### The task
Locate and copy each line in the data that contains the word "sine".

### Input material
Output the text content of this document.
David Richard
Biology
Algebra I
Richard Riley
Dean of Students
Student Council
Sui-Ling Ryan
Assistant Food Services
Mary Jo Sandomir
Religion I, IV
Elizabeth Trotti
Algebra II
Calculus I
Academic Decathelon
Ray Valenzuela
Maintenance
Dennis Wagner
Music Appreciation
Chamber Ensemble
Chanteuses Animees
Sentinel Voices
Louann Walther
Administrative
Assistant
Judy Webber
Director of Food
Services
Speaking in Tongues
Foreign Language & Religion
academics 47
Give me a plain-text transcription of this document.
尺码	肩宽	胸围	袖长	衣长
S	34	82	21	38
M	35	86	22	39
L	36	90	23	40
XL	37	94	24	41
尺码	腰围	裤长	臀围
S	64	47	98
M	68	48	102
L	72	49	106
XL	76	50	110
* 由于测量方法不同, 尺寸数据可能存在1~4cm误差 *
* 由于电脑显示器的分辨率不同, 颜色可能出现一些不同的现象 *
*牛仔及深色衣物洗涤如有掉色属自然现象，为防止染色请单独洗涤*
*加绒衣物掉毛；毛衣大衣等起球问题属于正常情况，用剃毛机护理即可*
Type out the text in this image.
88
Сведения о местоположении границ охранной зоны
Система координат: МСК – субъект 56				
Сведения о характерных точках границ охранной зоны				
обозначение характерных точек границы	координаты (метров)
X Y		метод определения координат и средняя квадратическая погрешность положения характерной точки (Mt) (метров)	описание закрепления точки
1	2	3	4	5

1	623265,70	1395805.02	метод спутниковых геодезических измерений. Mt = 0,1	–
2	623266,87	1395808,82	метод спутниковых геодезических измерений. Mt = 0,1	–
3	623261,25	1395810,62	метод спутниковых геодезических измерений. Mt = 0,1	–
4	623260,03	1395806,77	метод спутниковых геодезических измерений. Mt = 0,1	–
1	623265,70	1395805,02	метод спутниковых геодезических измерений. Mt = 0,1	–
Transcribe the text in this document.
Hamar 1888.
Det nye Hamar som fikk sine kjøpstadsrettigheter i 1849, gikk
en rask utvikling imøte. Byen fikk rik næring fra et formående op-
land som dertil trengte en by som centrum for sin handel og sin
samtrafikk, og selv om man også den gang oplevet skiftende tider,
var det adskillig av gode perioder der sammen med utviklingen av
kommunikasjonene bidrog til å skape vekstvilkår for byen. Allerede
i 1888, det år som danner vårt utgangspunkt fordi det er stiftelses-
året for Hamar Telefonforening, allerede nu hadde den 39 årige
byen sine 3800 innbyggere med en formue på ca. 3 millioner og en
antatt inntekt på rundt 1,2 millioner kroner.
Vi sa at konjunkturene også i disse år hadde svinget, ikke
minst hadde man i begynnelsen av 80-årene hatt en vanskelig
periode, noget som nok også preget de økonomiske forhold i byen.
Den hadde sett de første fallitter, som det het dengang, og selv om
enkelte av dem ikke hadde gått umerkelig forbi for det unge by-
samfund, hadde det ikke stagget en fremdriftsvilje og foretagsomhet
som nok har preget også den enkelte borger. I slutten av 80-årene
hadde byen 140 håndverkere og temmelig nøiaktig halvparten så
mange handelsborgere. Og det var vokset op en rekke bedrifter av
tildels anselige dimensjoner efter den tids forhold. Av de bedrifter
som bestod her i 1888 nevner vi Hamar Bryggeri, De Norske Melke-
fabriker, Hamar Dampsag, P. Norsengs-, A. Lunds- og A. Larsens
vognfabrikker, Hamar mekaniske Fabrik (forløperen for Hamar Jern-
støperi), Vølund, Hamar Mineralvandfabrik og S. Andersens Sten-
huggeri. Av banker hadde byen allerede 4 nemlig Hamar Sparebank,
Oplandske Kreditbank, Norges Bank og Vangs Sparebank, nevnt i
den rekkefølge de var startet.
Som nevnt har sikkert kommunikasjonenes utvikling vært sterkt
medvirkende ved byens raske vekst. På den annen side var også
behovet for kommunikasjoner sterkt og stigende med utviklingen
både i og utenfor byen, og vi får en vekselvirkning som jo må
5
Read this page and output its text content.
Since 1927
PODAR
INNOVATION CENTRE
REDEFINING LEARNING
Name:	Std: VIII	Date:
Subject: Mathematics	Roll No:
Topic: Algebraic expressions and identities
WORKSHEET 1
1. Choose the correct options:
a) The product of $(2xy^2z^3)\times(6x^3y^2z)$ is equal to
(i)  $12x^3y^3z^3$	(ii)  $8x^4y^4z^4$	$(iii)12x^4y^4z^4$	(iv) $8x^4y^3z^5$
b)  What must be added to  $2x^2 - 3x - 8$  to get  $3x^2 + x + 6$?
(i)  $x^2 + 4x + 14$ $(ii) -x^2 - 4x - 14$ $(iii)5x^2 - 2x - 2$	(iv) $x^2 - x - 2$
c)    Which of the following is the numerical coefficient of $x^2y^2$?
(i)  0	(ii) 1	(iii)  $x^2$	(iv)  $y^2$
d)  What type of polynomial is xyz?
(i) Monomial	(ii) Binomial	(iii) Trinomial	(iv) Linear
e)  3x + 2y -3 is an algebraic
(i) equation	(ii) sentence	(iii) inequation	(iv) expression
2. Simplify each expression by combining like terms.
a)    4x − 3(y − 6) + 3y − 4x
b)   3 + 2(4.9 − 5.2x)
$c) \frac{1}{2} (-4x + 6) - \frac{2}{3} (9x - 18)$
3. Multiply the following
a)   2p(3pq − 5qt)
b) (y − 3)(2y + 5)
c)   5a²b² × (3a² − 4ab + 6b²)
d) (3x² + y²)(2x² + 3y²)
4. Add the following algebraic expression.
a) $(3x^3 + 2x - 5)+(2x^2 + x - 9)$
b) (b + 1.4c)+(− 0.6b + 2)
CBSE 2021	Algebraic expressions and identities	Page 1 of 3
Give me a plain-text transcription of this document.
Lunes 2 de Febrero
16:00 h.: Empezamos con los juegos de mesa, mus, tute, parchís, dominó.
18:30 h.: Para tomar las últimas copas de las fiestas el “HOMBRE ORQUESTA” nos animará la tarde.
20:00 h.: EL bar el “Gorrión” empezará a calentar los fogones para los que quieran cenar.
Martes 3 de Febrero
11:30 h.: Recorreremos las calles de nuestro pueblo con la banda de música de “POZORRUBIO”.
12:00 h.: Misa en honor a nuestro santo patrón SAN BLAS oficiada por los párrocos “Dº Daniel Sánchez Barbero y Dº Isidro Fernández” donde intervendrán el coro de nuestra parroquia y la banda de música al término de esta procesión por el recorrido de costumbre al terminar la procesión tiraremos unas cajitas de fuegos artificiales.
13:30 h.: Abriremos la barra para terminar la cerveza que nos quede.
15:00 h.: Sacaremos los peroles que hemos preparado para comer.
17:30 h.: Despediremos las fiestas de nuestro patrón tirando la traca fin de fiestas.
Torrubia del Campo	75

### Answer in full
Det nye Hamar som fikk sine kjøpstadsrettigheter i 1849, gikk
byen sine 3800 innbyggere med en formue på ca. 3 millioner og en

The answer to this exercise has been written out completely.